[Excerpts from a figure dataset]
Begin
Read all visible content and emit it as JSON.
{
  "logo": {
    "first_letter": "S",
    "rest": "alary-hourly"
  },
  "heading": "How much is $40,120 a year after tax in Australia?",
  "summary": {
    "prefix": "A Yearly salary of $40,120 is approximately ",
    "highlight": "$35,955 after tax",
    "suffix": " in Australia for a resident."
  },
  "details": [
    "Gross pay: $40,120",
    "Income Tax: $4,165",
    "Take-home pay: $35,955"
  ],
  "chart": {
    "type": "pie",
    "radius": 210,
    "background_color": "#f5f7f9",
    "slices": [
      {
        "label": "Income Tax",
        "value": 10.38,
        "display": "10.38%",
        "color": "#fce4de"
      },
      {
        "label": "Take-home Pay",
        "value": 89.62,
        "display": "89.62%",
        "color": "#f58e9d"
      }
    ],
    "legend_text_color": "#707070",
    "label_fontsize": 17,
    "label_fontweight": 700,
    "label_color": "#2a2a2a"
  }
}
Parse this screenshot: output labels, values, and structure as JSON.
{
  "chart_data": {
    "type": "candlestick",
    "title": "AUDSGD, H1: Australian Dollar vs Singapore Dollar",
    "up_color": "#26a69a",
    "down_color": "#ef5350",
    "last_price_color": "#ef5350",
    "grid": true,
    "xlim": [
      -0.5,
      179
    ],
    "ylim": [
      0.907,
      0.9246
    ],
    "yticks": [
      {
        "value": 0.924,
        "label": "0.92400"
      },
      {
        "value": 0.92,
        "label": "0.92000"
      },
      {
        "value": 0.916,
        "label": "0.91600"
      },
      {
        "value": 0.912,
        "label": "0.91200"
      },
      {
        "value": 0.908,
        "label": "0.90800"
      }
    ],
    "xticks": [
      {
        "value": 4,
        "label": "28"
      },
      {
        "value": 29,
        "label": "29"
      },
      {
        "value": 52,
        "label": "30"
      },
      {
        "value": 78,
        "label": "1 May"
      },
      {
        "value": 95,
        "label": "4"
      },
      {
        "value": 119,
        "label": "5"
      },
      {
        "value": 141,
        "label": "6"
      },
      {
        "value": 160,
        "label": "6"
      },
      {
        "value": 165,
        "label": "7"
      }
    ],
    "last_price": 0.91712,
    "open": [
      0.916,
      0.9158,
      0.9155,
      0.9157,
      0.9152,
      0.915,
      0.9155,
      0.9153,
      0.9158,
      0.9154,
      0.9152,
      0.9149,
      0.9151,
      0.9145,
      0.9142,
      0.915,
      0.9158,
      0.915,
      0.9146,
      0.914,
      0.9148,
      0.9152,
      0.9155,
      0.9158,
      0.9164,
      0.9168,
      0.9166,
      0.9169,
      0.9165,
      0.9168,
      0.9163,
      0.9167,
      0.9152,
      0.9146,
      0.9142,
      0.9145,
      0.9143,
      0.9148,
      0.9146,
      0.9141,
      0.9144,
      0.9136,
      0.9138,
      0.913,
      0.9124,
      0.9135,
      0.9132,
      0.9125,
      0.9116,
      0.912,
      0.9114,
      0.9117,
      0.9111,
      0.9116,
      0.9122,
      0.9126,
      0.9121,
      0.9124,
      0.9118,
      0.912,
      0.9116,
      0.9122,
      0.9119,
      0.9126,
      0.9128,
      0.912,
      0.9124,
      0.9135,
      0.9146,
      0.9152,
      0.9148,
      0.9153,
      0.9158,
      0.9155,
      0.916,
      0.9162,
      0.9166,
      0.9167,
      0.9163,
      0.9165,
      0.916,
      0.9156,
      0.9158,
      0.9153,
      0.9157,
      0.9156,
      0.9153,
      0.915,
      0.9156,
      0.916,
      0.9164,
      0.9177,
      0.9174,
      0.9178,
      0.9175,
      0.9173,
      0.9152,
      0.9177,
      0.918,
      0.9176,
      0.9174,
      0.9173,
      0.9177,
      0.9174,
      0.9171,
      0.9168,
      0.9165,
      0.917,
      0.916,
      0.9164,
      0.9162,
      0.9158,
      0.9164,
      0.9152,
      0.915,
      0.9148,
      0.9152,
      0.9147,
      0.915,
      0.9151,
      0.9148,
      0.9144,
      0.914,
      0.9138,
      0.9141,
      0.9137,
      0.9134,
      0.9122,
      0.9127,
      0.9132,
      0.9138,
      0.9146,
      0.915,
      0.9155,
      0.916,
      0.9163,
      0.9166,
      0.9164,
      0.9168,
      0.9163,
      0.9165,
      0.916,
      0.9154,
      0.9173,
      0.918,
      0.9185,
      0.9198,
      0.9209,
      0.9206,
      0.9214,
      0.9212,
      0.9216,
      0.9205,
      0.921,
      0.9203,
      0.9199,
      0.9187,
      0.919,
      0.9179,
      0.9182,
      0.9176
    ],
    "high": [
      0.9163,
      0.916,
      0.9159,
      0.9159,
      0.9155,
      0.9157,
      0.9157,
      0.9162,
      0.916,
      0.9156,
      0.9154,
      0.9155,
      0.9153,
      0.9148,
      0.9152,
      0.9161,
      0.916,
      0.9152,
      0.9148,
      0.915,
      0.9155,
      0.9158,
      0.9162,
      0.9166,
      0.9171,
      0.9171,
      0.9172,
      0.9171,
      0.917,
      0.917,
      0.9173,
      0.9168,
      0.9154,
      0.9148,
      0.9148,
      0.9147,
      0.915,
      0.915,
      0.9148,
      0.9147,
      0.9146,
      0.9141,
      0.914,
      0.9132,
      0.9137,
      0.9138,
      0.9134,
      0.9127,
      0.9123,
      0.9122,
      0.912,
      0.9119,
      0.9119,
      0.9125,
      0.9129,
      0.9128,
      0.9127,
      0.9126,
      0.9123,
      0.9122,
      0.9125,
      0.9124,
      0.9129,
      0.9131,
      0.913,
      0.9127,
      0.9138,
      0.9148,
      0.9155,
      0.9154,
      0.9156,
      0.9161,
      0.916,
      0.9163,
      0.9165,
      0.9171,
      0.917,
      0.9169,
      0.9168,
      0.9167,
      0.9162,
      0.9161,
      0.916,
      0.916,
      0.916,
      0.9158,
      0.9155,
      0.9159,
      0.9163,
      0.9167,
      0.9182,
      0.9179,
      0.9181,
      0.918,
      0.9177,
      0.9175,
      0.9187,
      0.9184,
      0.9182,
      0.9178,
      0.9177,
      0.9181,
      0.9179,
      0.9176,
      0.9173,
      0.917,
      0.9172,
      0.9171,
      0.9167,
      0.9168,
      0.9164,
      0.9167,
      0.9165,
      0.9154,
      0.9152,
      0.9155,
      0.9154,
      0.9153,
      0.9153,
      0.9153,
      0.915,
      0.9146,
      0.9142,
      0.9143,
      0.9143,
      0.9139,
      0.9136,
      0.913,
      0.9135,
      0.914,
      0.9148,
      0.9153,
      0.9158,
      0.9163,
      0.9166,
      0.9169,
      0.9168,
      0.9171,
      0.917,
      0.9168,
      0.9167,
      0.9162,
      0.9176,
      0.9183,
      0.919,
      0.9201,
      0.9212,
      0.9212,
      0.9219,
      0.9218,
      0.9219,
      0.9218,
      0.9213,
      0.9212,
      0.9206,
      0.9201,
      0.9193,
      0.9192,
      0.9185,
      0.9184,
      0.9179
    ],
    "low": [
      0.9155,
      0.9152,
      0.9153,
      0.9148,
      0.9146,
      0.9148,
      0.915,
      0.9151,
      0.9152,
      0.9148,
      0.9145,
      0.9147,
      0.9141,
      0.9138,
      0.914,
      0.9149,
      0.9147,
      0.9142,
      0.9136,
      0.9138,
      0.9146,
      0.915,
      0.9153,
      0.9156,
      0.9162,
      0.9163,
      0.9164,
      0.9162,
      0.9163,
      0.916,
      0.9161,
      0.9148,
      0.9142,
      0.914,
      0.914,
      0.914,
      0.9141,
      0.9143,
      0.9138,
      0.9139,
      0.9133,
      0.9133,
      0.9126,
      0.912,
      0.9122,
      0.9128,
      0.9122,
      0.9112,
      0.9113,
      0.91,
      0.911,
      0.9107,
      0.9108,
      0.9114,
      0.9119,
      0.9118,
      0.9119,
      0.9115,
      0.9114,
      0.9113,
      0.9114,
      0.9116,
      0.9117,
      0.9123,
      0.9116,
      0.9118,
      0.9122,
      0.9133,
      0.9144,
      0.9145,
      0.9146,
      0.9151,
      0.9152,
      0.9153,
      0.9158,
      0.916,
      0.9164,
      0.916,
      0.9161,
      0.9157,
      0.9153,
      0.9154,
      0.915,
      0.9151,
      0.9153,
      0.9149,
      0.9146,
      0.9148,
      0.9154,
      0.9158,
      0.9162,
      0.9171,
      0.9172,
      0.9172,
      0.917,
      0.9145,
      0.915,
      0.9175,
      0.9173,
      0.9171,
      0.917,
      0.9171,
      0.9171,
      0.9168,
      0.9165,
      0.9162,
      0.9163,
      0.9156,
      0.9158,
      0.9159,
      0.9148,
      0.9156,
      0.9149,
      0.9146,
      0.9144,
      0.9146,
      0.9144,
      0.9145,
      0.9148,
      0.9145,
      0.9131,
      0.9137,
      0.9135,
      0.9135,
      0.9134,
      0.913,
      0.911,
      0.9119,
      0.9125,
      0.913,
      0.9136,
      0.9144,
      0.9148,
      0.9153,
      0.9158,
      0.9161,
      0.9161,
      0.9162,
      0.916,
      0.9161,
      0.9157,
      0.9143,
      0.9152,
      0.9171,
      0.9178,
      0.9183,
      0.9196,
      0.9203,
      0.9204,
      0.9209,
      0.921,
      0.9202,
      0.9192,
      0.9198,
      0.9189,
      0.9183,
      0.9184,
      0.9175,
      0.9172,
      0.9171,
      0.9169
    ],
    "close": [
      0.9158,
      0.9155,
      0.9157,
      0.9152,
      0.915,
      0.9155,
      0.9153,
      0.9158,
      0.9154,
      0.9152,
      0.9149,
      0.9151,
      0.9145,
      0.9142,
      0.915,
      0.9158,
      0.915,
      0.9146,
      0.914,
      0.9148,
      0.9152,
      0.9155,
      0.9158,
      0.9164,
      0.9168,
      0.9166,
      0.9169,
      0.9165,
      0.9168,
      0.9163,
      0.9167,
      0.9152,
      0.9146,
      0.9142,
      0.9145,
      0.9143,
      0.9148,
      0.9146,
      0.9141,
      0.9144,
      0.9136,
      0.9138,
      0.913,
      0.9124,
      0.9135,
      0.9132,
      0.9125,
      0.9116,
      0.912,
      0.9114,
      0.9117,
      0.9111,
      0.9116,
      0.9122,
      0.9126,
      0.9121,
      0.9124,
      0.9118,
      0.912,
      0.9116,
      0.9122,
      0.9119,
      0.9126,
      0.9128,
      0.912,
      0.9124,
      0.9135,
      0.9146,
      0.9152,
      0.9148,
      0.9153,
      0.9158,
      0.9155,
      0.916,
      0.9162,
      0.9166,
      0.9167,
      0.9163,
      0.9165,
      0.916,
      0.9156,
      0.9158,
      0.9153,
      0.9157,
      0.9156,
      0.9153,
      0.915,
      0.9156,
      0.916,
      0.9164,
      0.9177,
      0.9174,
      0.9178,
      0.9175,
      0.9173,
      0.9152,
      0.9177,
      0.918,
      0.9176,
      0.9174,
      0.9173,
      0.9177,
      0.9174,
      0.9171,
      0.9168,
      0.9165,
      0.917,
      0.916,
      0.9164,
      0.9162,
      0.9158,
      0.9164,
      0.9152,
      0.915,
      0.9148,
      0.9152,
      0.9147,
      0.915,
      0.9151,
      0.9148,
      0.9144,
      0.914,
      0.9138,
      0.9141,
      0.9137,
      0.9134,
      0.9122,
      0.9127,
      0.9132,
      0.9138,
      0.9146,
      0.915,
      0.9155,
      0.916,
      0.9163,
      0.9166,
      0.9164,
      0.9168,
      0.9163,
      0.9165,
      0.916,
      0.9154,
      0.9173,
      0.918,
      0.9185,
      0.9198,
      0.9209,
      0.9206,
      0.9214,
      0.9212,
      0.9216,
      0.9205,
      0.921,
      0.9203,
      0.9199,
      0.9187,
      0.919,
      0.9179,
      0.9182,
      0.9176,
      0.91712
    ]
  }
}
End
Pull out every line in the data above that has the word "Take".

    "Take-home pay: $35,955"
        "label": "Take-home Pay",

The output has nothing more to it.